What the exercise asks: Locate every line in the material below that has the word "document". Copy each of those lines.

Data for this exercise:

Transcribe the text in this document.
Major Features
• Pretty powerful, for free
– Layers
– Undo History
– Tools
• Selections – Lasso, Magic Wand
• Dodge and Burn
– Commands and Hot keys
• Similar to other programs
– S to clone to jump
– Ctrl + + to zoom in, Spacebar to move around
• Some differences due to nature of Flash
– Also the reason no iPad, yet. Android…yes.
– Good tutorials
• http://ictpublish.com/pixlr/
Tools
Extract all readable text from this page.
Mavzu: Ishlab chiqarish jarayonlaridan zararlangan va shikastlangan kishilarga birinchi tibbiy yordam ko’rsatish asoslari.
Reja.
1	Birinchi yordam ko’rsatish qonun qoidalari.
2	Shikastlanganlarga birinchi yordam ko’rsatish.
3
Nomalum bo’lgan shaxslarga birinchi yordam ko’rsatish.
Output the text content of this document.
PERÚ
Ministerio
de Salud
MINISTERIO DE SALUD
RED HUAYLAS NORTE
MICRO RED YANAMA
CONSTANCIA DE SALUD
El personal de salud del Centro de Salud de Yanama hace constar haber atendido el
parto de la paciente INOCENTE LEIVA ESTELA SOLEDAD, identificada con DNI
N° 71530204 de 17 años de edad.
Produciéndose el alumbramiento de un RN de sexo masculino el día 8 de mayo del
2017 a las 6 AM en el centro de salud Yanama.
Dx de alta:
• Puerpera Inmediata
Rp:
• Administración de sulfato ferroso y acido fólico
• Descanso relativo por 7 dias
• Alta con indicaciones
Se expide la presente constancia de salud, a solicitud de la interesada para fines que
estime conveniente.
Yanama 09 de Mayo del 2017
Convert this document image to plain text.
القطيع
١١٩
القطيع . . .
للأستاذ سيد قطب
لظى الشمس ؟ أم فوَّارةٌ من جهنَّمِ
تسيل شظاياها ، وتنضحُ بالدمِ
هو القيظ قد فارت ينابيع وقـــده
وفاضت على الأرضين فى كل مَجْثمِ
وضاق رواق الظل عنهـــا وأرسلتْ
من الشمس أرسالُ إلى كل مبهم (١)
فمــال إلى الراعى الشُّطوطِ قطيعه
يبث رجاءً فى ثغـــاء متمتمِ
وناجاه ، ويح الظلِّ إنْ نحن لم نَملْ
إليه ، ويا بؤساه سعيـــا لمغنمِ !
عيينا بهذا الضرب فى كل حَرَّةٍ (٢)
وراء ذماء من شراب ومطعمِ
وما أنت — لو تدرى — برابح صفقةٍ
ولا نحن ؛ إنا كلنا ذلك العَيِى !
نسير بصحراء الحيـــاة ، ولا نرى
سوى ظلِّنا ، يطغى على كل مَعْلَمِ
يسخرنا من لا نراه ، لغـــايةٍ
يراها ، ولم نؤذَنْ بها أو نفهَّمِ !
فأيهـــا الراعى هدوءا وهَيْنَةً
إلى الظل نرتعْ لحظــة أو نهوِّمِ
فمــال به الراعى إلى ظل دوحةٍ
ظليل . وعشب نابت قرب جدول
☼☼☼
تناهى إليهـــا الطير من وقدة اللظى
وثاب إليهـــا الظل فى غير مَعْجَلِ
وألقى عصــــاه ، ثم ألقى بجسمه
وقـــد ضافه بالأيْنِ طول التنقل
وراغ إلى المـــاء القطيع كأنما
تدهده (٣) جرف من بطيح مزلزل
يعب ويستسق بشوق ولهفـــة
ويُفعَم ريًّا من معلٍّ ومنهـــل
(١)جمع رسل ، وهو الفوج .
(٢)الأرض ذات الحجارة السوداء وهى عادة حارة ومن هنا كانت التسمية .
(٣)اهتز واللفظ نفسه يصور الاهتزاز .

Result of this task:
Transcribe the text in this document.
Output the text content of this document.
Convert this document image to plain text.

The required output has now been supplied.